Where a line contains the word "text", copy that line in full.

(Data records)

-- begin --

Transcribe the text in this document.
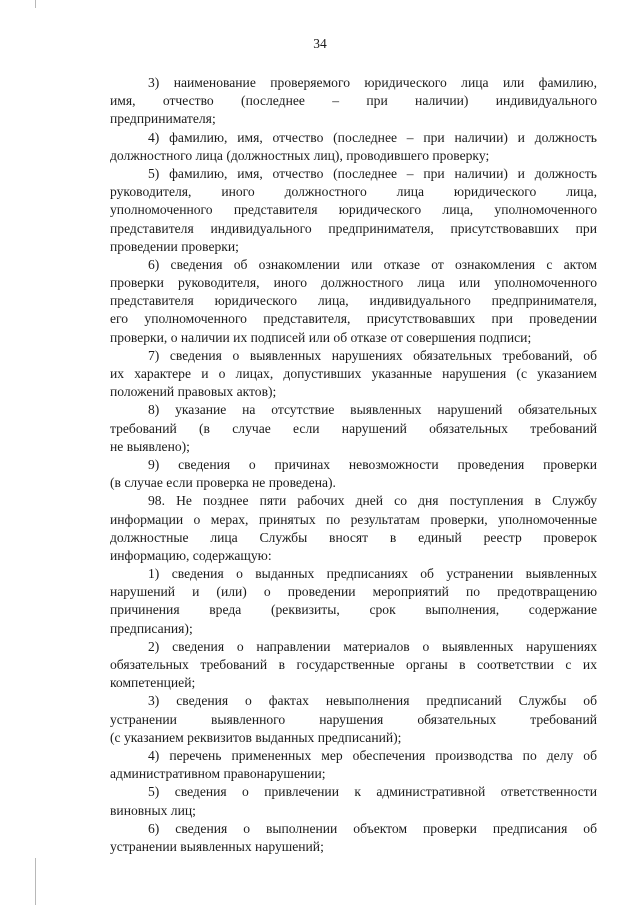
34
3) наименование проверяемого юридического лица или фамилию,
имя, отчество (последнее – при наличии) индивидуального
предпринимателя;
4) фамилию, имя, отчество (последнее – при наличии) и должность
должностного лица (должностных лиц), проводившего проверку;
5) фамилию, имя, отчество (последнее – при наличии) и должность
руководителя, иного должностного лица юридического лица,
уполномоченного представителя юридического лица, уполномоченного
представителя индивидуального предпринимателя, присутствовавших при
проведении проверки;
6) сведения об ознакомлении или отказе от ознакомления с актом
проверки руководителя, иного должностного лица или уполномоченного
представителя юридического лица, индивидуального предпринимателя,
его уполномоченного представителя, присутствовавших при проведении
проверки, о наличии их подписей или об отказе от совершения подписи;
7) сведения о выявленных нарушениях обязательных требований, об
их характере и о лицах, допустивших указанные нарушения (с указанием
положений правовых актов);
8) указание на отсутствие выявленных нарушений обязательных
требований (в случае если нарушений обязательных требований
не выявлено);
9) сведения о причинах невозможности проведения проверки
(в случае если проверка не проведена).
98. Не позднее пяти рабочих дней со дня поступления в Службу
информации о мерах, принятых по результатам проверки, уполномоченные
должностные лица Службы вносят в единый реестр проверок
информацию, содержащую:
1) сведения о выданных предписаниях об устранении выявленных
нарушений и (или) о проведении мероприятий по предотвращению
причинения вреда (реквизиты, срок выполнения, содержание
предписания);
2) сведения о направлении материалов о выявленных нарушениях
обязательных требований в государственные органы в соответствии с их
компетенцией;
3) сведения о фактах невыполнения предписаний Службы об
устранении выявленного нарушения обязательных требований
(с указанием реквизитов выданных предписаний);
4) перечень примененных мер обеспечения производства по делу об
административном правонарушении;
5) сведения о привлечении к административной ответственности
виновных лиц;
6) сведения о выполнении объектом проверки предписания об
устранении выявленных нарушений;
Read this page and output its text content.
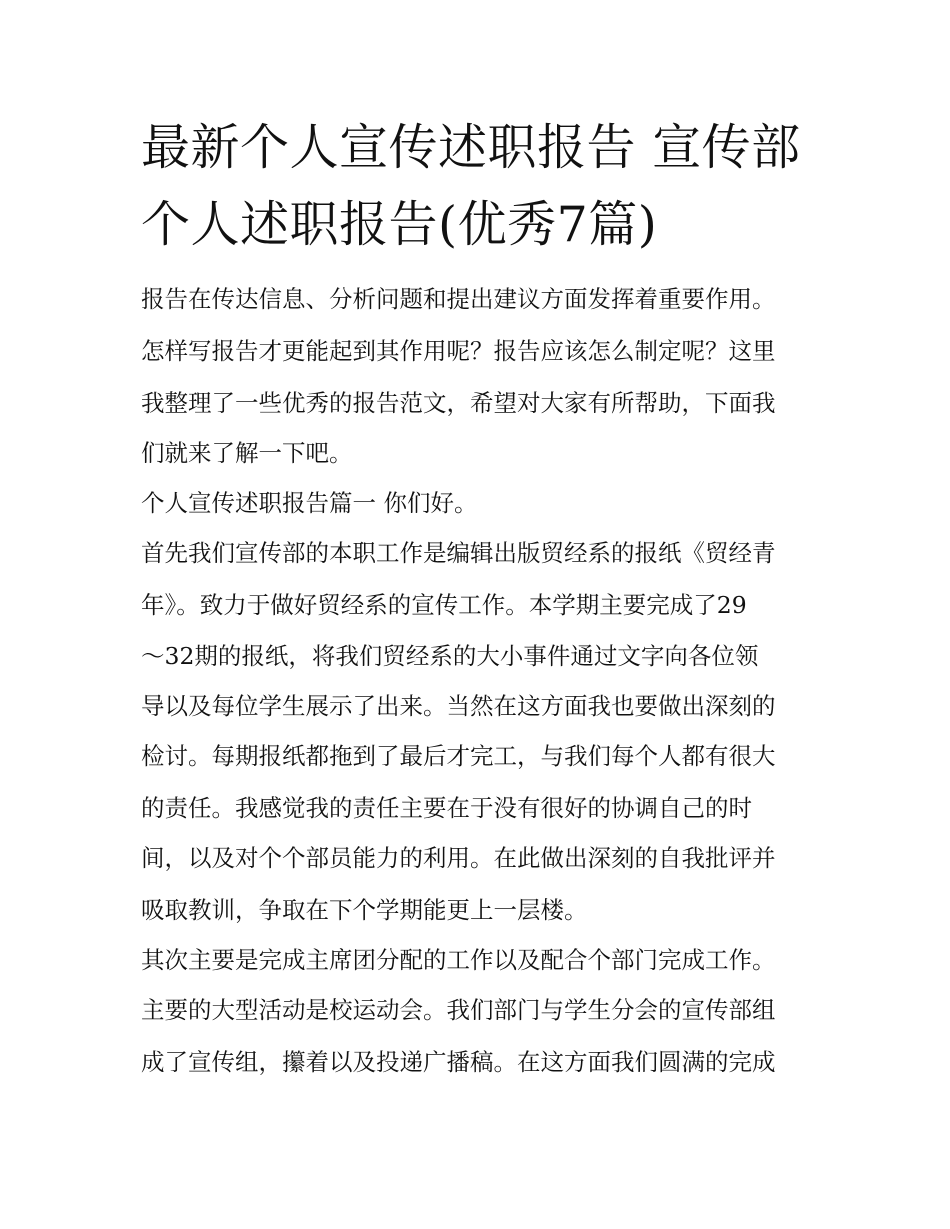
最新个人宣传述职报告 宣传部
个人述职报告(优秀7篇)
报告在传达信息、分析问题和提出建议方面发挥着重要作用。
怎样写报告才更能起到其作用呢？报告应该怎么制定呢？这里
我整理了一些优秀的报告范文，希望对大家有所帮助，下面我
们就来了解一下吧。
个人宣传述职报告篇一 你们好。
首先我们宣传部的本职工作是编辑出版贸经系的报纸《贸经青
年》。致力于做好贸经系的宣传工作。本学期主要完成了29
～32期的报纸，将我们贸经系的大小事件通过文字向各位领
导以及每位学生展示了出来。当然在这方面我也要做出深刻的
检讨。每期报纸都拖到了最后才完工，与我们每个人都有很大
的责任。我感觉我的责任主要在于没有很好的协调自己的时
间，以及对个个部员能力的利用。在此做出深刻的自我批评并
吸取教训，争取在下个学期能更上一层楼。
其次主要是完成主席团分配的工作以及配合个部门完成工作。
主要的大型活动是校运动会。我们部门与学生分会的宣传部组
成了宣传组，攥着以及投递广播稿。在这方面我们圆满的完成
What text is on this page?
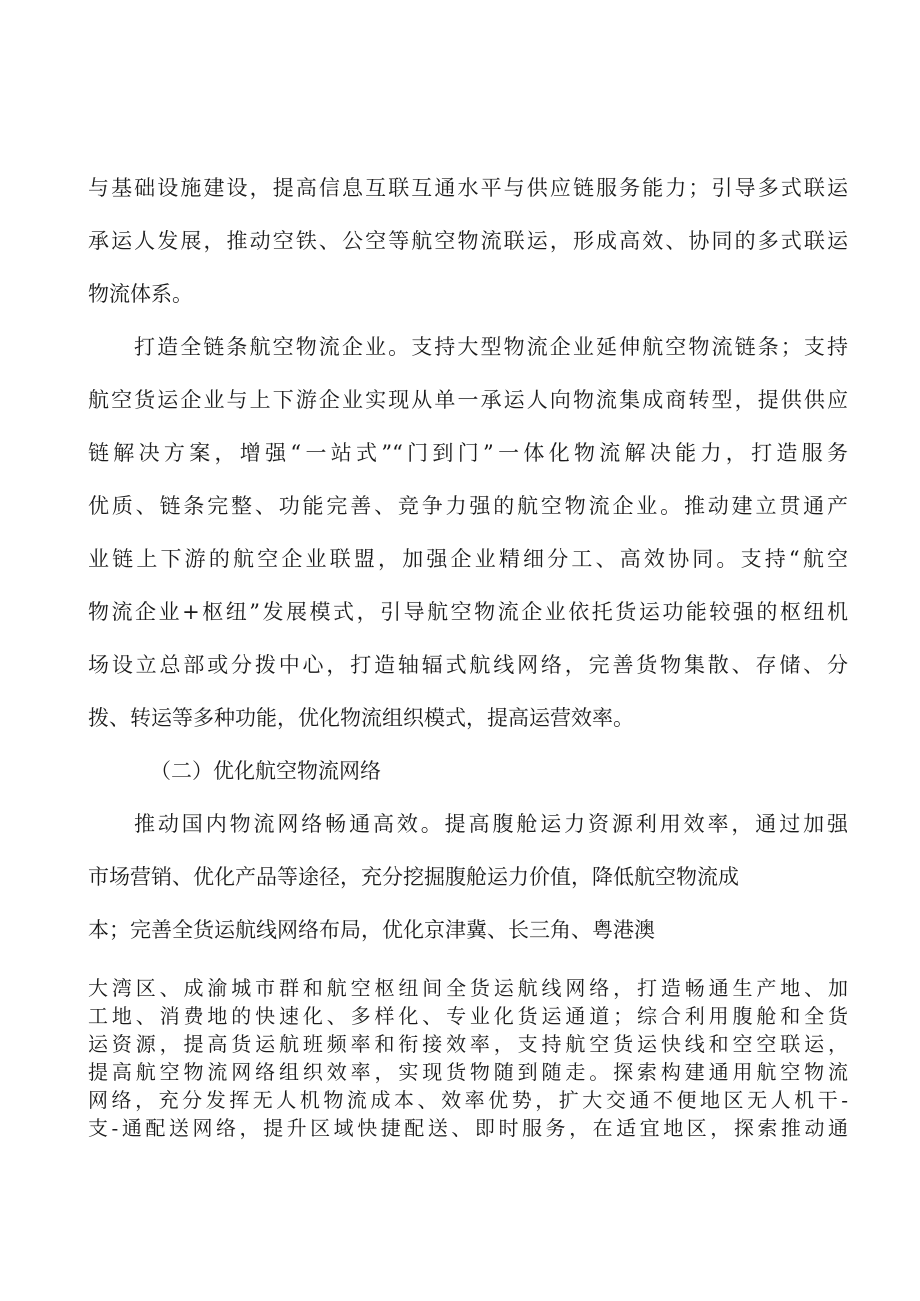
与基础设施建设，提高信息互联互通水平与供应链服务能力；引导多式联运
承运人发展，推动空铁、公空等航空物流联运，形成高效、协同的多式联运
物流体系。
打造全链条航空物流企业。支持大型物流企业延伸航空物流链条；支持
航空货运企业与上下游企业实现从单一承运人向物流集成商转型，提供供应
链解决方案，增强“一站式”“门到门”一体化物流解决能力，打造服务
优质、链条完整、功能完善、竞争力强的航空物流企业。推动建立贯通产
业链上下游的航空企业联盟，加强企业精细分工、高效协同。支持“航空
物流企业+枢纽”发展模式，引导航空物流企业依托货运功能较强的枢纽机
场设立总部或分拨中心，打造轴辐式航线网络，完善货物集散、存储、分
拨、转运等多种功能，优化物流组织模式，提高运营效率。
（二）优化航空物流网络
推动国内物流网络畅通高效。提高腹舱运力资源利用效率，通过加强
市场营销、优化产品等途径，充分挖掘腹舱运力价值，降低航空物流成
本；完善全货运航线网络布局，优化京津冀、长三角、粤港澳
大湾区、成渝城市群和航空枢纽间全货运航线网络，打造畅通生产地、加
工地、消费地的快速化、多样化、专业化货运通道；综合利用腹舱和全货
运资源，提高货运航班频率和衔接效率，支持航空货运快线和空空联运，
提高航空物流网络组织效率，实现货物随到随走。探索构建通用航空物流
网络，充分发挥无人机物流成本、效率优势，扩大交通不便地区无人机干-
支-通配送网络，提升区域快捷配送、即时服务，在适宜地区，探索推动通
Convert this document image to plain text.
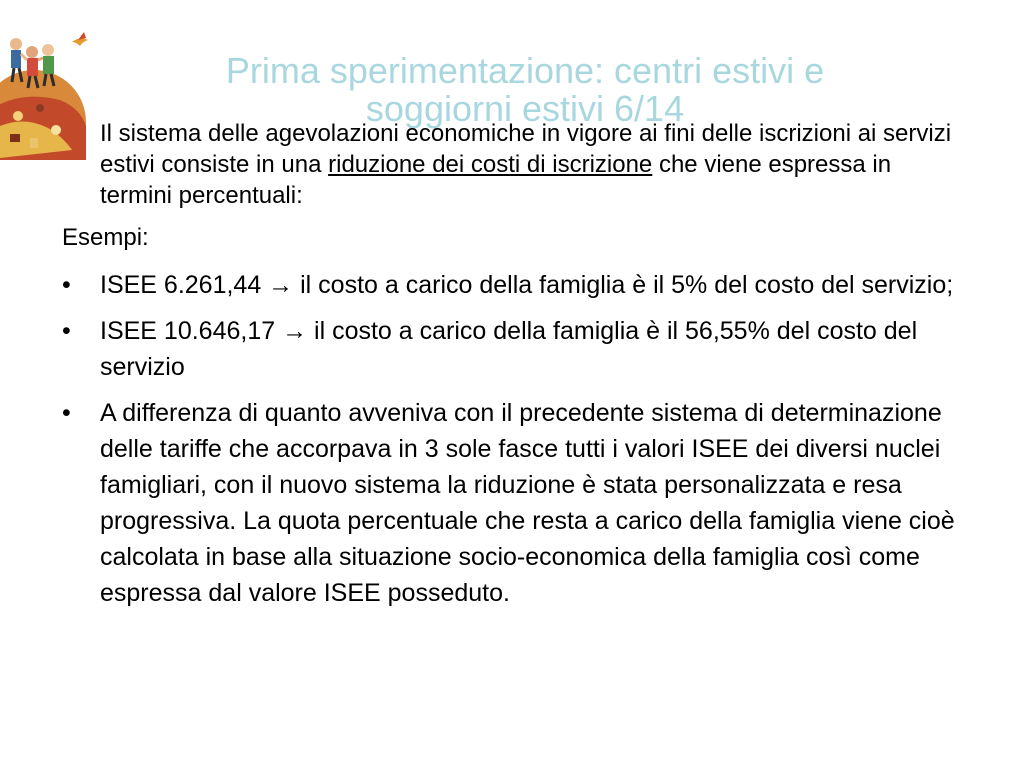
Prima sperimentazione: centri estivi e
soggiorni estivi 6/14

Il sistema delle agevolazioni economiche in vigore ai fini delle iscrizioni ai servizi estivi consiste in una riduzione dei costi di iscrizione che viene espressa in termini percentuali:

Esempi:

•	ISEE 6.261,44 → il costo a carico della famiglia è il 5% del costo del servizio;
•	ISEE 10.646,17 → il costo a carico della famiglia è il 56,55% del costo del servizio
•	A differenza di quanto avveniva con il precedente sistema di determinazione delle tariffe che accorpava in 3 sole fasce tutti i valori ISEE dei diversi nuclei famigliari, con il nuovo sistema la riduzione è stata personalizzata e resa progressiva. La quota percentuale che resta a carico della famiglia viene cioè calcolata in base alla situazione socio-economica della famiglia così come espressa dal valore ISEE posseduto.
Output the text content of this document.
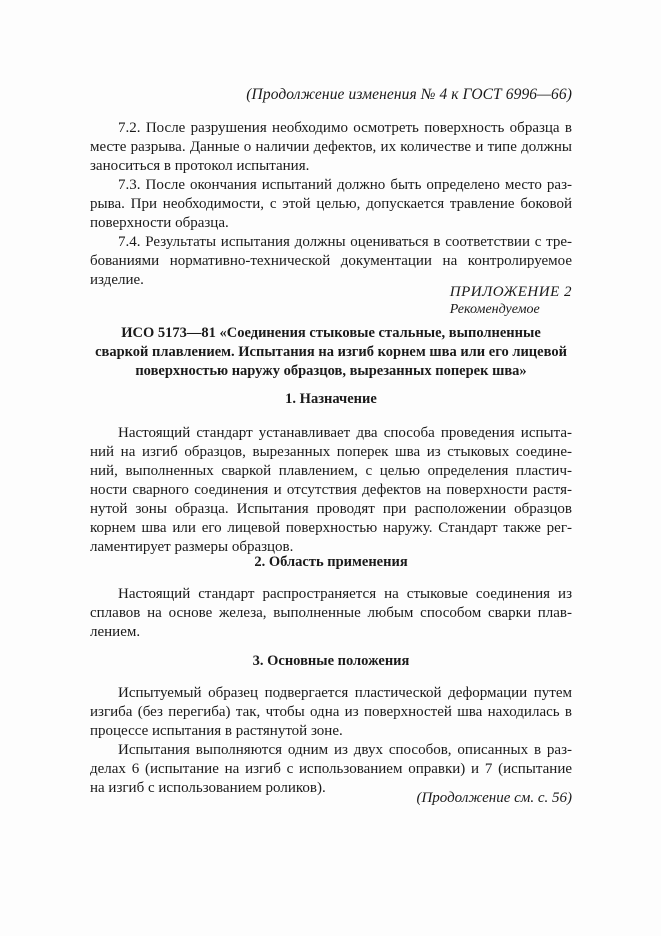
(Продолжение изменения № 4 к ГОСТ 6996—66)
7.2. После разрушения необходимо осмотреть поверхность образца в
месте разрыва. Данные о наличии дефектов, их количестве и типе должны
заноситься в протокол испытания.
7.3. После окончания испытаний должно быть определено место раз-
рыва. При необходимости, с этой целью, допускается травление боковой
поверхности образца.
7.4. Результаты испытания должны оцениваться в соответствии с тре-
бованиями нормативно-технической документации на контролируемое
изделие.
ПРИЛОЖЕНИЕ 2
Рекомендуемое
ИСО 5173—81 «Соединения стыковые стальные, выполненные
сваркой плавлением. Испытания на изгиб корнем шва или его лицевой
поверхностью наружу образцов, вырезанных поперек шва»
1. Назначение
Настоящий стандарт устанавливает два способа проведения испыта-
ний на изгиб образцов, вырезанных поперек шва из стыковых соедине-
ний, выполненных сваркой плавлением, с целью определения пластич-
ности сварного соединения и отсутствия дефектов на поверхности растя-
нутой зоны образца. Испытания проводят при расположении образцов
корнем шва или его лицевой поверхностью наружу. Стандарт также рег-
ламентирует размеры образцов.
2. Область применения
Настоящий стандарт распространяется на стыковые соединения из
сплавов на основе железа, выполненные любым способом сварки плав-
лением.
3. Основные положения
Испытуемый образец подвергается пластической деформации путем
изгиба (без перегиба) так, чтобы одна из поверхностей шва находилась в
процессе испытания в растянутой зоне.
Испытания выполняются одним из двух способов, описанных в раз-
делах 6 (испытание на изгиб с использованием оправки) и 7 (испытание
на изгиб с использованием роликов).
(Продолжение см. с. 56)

-- end --

Solution for this task:
Transcribe the text in this document.
Read this page and output its text content.
What text is on this page?
Convert this document image to plain text.
Output the text content of this document.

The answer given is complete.